### THE PROBLEM
In the entries below, identify every line with the string "Interviewer" and copy it.

Begin

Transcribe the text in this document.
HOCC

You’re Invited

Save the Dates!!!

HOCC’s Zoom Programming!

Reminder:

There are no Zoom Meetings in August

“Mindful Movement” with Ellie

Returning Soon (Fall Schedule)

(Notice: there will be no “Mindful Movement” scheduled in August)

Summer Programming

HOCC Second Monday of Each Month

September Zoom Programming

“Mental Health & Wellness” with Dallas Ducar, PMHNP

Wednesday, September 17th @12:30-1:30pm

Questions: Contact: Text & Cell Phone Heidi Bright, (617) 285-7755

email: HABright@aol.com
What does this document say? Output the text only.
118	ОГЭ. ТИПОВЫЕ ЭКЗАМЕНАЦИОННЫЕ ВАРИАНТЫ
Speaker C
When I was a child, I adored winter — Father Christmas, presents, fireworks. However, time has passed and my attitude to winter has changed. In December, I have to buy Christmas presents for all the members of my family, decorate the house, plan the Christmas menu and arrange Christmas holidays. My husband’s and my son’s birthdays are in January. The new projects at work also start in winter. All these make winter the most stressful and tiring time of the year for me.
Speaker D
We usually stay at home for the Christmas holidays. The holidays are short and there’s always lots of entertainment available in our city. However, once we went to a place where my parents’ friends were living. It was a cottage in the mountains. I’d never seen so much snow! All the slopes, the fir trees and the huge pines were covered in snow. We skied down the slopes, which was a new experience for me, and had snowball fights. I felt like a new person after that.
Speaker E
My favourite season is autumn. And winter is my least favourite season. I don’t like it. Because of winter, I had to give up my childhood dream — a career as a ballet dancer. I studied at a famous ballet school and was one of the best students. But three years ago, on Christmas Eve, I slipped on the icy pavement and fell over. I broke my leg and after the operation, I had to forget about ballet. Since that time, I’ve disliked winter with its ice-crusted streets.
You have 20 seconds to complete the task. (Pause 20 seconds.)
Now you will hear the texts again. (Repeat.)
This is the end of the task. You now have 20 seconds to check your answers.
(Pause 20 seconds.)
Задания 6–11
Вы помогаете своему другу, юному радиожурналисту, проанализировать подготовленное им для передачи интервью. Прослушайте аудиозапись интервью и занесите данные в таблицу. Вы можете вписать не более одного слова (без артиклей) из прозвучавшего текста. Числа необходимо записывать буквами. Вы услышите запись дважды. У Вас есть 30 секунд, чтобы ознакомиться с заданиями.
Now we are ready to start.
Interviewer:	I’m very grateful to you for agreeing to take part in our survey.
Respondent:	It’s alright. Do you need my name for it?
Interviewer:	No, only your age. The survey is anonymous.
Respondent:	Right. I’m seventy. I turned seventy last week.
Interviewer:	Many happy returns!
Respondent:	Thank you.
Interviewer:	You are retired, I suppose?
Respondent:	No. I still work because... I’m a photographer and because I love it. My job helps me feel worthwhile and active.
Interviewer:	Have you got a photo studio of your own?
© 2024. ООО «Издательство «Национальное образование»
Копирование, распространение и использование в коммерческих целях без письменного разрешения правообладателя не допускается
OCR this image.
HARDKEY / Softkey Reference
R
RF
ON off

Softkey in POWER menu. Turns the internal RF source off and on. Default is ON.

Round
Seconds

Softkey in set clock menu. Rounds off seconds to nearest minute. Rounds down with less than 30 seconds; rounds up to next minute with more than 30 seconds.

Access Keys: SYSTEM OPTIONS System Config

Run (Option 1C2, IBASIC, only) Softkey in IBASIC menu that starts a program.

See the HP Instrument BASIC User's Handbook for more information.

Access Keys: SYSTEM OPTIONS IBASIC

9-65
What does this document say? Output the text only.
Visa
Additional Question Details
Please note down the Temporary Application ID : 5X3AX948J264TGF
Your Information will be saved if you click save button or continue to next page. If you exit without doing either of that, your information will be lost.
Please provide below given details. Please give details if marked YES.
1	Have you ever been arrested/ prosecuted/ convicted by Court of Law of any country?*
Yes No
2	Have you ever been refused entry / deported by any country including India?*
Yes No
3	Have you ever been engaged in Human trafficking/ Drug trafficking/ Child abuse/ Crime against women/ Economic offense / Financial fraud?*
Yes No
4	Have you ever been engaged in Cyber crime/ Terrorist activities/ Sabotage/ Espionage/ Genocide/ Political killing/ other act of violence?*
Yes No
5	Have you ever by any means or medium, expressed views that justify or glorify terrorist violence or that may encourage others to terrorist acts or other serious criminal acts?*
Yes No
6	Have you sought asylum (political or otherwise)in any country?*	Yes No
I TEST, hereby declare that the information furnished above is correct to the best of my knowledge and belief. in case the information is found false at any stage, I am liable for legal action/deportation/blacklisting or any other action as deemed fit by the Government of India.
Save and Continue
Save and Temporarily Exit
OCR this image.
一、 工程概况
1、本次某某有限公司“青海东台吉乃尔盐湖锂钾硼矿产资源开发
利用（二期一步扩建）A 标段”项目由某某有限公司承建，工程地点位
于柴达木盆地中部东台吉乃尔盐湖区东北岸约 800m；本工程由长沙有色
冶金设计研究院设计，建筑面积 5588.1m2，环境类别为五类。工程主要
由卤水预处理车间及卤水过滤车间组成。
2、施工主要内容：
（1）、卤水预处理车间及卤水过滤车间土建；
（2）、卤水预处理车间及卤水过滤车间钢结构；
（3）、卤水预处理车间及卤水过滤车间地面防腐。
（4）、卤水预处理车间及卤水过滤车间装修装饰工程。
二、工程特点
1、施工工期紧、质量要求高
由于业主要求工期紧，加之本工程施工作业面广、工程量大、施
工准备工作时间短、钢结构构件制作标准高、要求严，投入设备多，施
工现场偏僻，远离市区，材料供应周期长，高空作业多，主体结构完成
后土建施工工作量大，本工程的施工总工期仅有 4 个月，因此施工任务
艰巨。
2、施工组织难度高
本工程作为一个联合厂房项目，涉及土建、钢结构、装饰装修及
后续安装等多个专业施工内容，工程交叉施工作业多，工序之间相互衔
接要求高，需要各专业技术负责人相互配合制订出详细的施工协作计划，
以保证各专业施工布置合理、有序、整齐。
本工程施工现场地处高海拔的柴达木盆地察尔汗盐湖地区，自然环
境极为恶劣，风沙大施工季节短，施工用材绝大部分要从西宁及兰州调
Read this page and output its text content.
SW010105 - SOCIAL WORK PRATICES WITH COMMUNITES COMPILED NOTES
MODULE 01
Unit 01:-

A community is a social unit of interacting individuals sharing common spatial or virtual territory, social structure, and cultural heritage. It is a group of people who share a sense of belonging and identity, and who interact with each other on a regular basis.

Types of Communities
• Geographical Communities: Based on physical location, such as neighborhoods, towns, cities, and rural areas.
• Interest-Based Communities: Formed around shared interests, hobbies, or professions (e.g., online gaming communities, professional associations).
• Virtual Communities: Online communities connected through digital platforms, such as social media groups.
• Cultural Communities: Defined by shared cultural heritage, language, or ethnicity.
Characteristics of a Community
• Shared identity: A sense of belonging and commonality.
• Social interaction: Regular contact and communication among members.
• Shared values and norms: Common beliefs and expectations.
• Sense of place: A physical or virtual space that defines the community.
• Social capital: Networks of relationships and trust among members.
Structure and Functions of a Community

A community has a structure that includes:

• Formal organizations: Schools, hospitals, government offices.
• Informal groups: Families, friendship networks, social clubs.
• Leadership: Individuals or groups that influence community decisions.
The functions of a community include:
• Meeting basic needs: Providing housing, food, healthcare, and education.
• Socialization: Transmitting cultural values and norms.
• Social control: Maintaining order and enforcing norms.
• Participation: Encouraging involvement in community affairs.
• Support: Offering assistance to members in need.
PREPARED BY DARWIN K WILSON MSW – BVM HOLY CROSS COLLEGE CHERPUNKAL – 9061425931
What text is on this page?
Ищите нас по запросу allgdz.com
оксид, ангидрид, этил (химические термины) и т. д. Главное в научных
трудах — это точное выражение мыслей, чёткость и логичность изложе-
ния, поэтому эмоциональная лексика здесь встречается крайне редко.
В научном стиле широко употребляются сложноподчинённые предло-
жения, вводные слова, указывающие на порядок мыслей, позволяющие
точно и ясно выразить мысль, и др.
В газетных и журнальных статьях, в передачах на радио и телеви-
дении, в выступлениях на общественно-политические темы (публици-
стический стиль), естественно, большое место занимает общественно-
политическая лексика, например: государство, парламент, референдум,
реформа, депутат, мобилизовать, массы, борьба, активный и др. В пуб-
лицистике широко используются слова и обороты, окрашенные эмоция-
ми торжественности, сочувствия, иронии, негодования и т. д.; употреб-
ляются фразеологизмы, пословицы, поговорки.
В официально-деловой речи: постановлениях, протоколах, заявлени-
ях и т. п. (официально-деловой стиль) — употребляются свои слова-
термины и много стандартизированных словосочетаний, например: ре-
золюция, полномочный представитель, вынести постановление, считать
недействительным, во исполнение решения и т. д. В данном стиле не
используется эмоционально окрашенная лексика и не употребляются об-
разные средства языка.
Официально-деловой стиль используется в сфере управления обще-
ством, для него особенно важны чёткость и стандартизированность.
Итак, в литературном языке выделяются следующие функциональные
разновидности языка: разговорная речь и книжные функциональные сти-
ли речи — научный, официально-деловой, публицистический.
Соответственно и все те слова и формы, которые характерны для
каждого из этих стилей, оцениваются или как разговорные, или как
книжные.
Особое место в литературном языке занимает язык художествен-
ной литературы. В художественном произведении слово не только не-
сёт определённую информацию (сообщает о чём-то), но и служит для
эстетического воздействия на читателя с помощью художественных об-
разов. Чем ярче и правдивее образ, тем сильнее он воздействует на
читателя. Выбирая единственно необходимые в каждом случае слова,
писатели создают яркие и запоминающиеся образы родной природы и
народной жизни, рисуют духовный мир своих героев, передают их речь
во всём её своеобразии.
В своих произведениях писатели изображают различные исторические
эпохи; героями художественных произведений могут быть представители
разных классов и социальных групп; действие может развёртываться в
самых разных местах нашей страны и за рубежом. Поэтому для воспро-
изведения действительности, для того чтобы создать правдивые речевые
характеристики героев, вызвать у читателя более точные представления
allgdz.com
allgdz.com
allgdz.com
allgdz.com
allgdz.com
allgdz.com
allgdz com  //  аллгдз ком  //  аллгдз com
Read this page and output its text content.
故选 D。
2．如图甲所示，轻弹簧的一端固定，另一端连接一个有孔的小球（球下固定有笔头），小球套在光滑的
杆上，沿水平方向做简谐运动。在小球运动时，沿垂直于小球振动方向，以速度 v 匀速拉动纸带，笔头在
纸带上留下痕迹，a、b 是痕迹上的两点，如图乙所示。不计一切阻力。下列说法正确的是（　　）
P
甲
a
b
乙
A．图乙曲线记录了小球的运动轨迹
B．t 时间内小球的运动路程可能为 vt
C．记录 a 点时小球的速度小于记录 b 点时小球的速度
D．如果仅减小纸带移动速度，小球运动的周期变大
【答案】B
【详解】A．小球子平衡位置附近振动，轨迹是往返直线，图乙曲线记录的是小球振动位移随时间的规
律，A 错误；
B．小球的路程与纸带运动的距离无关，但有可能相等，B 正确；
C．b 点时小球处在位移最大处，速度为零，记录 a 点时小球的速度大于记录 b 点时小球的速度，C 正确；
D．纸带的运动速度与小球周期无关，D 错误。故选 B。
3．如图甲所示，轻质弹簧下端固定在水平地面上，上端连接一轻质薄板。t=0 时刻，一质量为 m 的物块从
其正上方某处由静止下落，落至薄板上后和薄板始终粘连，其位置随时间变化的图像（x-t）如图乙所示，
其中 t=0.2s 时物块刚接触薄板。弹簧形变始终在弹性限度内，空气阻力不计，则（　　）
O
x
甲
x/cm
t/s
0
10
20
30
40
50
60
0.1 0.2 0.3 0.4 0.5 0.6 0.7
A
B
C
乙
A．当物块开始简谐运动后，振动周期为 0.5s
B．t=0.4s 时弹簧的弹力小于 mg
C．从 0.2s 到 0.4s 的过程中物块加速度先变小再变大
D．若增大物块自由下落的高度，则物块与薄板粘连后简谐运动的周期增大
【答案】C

End

### RESPONSE
Interviewer:	I’m very grateful to you for agreeing to take part in our survey.
Interviewer:	No, only your age. The survey is anonymous.
Interviewer:	Many happy returns!
Interviewer:	You are retired, I suppose?
Interviewer:	Have you got a photo studio of your own?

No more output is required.